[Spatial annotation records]
----------------------------------------

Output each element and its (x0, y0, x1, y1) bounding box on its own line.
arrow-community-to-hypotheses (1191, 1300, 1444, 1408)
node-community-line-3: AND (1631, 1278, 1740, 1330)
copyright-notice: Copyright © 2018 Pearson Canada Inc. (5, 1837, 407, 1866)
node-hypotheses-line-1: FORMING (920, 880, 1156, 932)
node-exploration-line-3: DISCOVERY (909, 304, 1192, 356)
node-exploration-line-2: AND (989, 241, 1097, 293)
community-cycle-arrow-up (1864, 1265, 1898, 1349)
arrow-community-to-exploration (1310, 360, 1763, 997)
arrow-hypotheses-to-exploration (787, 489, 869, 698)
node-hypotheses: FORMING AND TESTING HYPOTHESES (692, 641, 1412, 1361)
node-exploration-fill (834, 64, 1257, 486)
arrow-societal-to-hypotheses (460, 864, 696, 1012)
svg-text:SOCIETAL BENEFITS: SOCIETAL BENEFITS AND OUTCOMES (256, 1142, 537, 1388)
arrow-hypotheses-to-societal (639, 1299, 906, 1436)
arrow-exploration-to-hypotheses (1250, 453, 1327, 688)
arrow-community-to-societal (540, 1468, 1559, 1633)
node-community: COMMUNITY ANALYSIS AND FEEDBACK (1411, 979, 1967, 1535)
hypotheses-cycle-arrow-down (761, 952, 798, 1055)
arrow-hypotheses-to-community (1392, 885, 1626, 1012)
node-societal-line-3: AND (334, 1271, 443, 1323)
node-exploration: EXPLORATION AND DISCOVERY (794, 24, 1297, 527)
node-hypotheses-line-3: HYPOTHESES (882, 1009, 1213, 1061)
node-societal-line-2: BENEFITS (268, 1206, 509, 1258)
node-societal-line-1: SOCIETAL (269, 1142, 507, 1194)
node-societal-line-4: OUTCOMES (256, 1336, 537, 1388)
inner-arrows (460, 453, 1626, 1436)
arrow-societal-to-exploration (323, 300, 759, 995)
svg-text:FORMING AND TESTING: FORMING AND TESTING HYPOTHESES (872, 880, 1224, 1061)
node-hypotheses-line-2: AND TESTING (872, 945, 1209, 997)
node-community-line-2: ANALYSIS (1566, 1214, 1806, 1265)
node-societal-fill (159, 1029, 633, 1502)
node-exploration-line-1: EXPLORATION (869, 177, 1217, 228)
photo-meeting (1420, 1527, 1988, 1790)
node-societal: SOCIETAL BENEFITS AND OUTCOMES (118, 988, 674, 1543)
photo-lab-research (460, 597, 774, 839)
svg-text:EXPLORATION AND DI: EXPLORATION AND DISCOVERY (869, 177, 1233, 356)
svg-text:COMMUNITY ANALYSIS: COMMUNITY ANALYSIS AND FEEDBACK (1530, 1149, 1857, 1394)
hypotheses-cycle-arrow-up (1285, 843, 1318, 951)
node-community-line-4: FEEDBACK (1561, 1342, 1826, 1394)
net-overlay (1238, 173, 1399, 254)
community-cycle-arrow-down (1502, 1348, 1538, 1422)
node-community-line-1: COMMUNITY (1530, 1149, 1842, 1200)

----------------------------------------

● **Aim**: Please return the lines above word for word, keeping their order and every character unchanged.

● **Finished answer**:
Output each element and its (x0, y0, x1, y1) bounding box on its own line.
arrow-community-to-hypotheses (1191, 1300, 1444, 1408)
node-community-line-3: AND (1631, 1278, 1740, 1330)
copyright-notice: Copyright © 2018 Pearson Canada Inc. (5, 1837, 407, 1866)
node-hypotheses-line-1: FORMING (920, 880, 1156, 932)
node-exploration-line-3: DISCOVERY (909, 304, 1192, 356)
node-exploration-line-2: AND (989, 241, 1097, 293)
community-cycle-arrow-up (1864, 1265, 1898, 1349)
arrow-community-to-exploration (1310, 360, 1763, 997)
arrow-hypotheses-to-exploration (787, 489, 869, 698)
node-hypotheses: FORMING AND TESTING HYPOTHESES (692, 641, 1412, 1361)
node-exploration-fill (834, 64, 1257, 486)
arrow-societal-to-hypotheses (460, 864, 696, 1012)
svg-text:SOCIETAL BENEFITS: SOCIETAL BENEFITS AND OUTCOMES (256, 1142, 537, 1388)
arrow-hypotheses-to-societal (639, 1299, 906, 1436)
arrow-exploration-to-hypotheses (1250, 453, 1327, 688)
arrow-community-to-societal (540, 1468, 1559, 1633)
node-community: COMMUNITY ANALYSIS AND FEEDBACK (1411, 979, 1967, 1535)
hypotheses-cycle-arrow-down (761, 952, 798, 1055)
arrow-hypotheses-to-community (1392, 885, 1626, 1012)
node-societal-line-3: AND (334, 1271, 443, 1323)
node-exploration: EXPLORATION AND DISCOVERY (794, 24, 1297, 527)
node-hypotheses-line-3: HYPOTHESES (882, 1009, 1213, 1061)
node-societal-line-2: BENEFITS (268, 1206, 509, 1258)
node-societal-line-1: SOCIETAL (269, 1142, 507, 1194)
node-societal-line-4: OUTCOMES (256, 1336, 537, 1388)
inner-arrows (460, 453, 1626, 1436)
arrow-societal-to-exploration (323, 300, 759, 995)
svg-text:FORMING AND TESTING: FORMING AND TESTING HYPOTHESES (872, 880, 1224, 1061)
node-hypotheses-line-2: AND TESTING (872, 945, 1209, 997)
node-community-line-2: ANALYSIS (1566, 1214, 1806, 1265)
node-societal-fill (159, 1029, 633, 1502)
node-exploration-line-1: EXPLORATION (869, 177, 1217, 228)
photo-meeting (1420, 1527, 1988, 1790)
node-societal: SOCIETAL BENEFITS AND OUTCOMES (118, 988, 674, 1543)
photo-lab-research (460, 597, 774, 839)
svg-text:EXPLORATION AND DI: EXPLORATION AND DISCOVERY (869, 177, 1233, 356)
svg-text:COMMUNITY ANALYSIS: COMMUNITY ANALYSIS AND FEEDBACK (1530, 1149, 1857, 1394)
hypotheses-cycle-arrow-up (1285, 843, 1318, 951)
node-community-line-4: FEEDBACK (1561, 1342, 1826, 1394)
net-overlay (1238, 173, 1399, 254)
community-cycle-arrow-down (1502, 1348, 1538, 1422)
node-community-line-1: COMMUNITY (1530, 1149, 1842, 1200)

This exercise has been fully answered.